* _What the task requires_
Copy out the whole listing exactly as written, leaving the pictures behind.

━━━ Dataset rows ━━━

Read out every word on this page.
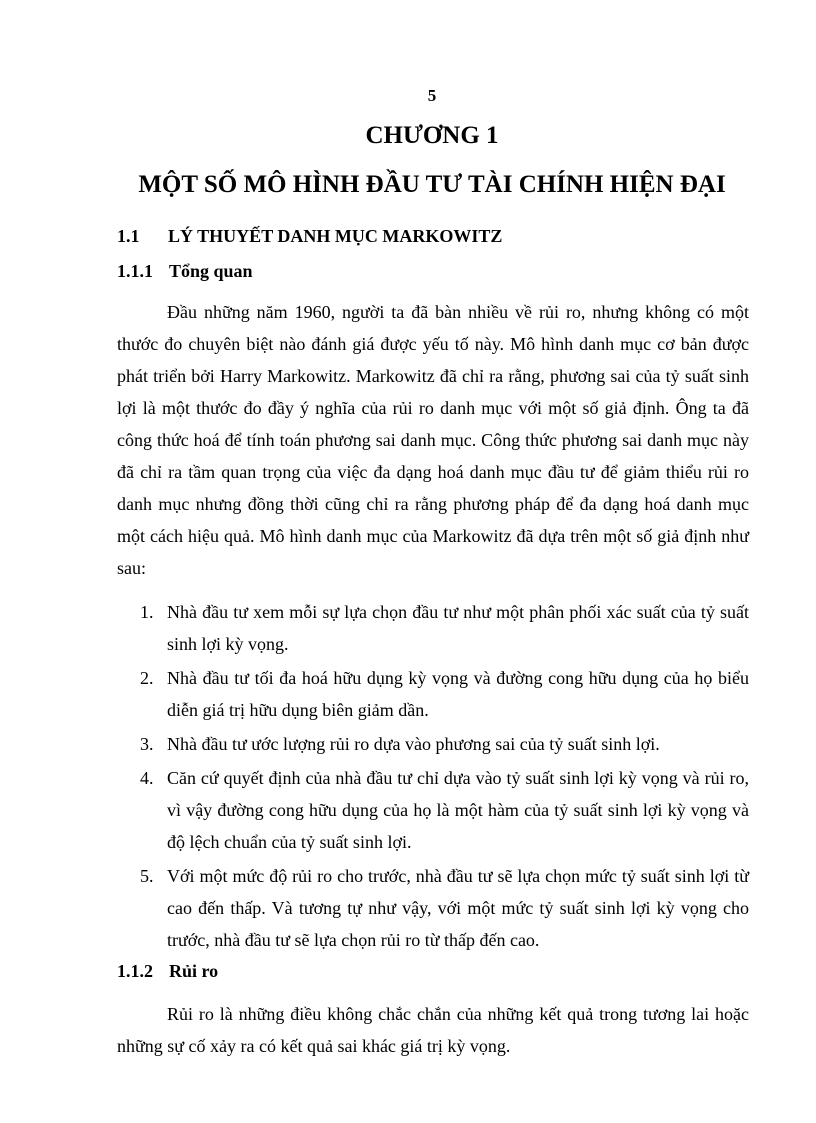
5
CHƯƠNG 1
MỘT SỐ MÔ HÌNH ĐẦU TƯ TÀI CHÍNH HIỆN ĐẠI
1.1 LÝ THUYẾT DANH MỤC MARKOWITZ
1.1.1 Tổng quan

Đầu những năm 1960, người ta đã bàn nhiều về rủi ro, nhưng không có một thước đo chuyên biệt nào đánh giá được yếu tố này. Mô hình danh mục cơ bản được phát triển bởi Harry Markowitz. Markowitz đã chỉ ra rằng, phương sai của tỷ suất sinh lợi là một thước đo đầy ý nghĩa của rủi ro danh mục với một số giả định. Ông ta đã công thức hoá để tính toán phương sai danh mục. Công thức phương sai danh mục này đã chỉ ra tầm quan trọng của việc đa dạng hoá danh mục đầu tư để giảm thiểu rủi ro danh mục nhưng đồng thời cũng chỉ ra rằng phương pháp để đa dạng hoá danh mục một cách hiệu quả. Mô hình danh mục của Markowitz đã dựa trên một số giả định như sau:

1. Nhà đầu tư xem mỗi sự lựa chọn đầu tư như một phân phối xác suất của tỷ suất sinh lợi kỳ vọng.
2. Nhà đầu tư tối đa hoá hữu dụng kỳ vọng và đường cong hữu dụng của họ biểu diễn giá trị hữu dụng biên giảm dần.
3. Nhà đầu tư ước lượng rủi ro dựa vào phương sai của tỷ suất sinh lợi.
4. Căn cứ quyết định của nhà đầu tư chỉ dựa vào tỷ suất sinh lợi kỳ vọng và rủi ro, vì vậy đường cong hữu dụng của họ là một hàm của tỷ suất sinh lợi kỳ vọng và độ lệch chuẩn của tỷ suất sinh lợi.
5. Với một mức độ rủi ro cho trước, nhà đầu tư sẽ lựa chọn mức tỷ suất sinh lợi từ cao đến thấp. Và tương tự như vậy, với một mức tỷ suất sinh lợi kỳ vọng cho trước, nhà đầu tư sẽ lựa chọn rủi ro từ thấp đến cao.
1.1.2 Rủi ro

Rủi ro là những điều không chắc chắn của những kết quả trong tương lai hoặc những sự cố xảy ra có kết quả sai khác giá trị kỳ vọng.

━━━

* _Exercise answer_
Read out every word on this page.
5
CHƯƠNG 1
MỘT SỐ MÔ HÌNH ĐẦU TƯ TÀI CHÍNH HIỆN ĐẠI
1.1 LÝ THUYẾT DANH MỤC MARKOWITZ
1.1.1 Tổng quan

Đầu những năm 1960, người ta đã bàn nhiều về rủi ro, nhưng không có một thước đo chuyên biệt nào đánh giá được yếu tố này. Mô hình danh mục cơ bản được phát triển bởi Harry Markowitz. Markowitz đã chỉ ra rằng, phương sai của tỷ suất sinh lợi là một thước đo đầy ý nghĩa của rủi ro danh mục với một số giả định. Ông ta đã công thức hoá để tính toán phương sai danh mục. Công thức phương sai danh mục này đã chỉ ra tầm quan trọng của việc đa dạng hoá danh mục đầu tư để giảm thiểu rủi ro danh mục nhưng đồng thời cũng chỉ ra rằng phương pháp để đa dạng hoá danh mục một cách hiệu quả. Mô hình danh mục của Markowitz đã dựa trên một số giả định như sau:

1. Nhà đầu tư xem mỗi sự lựa chọn đầu tư như một phân phối xác suất của tỷ suất sinh lợi kỳ vọng.
2. Nhà đầu tư tối đa hoá hữu dụng kỳ vọng và đường cong hữu dụng của họ biểu diễn giá trị hữu dụng biên giảm dần.
3. Nhà đầu tư ước lượng rủi ro dựa vào phương sai của tỷ suất sinh lợi.
4. Căn cứ quyết định của nhà đầu tư chỉ dựa vào tỷ suất sinh lợi kỳ vọng và rủi ro, vì vậy đường cong hữu dụng của họ là một hàm của tỷ suất sinh lợi kỳ vọng và độ lệch chuẩn của tỷ suất sinh lợi.
5. Với một mức độ rủi ro cho trước, nhà đầu tư sẽ lựa chọn mức tỷ suất sinh lợi từ cao đến thấp. Và tương tự như vậy, với một mức tỷ suất sinh lợi kỳ vọng cho trước, nhà đầu tư sẽ lựa chọn rủi ro từ thấp đến cao.
1.1.2 Rủi ro

Rủi ro là những điều không chắc chắn của những kết quả trong tương lai hoặc những sự cố xảy ra có kết quả sai khác giá trị kỳ vọng.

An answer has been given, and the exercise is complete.